[Items listed in a dataset]
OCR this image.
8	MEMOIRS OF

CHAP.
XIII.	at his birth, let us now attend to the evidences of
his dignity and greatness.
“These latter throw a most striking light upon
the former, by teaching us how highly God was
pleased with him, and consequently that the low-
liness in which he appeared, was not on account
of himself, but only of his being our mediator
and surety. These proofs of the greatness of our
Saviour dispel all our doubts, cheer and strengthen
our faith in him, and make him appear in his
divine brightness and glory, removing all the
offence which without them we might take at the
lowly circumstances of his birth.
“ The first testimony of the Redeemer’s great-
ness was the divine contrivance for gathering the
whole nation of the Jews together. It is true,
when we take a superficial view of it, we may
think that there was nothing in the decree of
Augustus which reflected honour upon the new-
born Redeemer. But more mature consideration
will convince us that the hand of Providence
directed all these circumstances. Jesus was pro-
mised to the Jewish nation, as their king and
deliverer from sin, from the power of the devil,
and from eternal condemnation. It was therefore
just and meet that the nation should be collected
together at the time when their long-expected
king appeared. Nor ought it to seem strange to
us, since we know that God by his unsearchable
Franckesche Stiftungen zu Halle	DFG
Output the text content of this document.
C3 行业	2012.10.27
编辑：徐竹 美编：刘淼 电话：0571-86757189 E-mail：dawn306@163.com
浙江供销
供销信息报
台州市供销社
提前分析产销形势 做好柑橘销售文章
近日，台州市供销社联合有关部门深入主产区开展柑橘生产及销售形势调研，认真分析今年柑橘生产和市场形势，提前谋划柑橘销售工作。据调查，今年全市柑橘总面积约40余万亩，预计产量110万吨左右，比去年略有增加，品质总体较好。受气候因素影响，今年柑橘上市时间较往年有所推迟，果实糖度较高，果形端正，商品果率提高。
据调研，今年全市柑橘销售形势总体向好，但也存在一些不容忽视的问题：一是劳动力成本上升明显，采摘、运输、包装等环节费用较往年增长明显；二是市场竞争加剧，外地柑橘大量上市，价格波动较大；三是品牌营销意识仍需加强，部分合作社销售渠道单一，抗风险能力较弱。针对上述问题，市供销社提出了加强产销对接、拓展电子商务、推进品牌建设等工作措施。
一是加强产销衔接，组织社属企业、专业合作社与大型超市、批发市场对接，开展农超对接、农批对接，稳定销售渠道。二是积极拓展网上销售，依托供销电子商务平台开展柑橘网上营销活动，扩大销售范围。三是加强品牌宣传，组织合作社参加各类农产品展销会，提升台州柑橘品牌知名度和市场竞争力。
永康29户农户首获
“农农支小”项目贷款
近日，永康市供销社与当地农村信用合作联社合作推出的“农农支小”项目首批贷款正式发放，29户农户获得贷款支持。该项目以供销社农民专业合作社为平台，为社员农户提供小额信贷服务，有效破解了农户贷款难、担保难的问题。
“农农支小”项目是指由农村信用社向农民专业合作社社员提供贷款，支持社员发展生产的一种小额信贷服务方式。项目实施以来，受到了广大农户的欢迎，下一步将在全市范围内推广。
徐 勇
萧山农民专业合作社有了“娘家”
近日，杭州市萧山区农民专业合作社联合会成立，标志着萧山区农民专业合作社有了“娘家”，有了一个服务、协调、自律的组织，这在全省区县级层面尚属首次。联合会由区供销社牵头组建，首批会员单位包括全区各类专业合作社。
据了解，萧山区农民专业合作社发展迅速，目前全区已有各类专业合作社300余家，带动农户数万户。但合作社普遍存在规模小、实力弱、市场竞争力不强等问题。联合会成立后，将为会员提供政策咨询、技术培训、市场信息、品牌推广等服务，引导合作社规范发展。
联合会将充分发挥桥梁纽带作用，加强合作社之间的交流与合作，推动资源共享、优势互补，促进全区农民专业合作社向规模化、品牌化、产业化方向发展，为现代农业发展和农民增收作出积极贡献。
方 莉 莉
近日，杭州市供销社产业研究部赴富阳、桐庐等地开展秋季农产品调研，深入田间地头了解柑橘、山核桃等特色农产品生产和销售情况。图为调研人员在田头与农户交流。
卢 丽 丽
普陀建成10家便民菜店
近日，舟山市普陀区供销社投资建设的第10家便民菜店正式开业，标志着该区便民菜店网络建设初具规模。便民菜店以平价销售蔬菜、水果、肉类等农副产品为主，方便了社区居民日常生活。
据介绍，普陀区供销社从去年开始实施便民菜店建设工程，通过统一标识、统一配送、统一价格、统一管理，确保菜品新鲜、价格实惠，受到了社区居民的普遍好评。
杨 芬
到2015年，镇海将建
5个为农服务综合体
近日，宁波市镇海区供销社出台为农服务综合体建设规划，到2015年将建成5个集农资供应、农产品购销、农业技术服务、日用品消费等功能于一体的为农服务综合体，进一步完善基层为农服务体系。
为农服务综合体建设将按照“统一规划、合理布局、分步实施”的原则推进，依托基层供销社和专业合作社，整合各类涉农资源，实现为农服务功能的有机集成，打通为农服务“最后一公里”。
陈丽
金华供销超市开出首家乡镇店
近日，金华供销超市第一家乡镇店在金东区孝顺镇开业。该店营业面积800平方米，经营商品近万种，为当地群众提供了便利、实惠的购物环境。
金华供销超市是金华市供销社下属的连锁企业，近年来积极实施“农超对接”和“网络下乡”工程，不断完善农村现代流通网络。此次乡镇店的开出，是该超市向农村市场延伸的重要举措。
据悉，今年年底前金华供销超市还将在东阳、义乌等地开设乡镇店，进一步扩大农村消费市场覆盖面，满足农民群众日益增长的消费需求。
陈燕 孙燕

__Exercise directions__. Pick out each line containing "their" and report it.

__Exercise response__.
mised to the Jewish nation, as their king and
together at the time when their long-expected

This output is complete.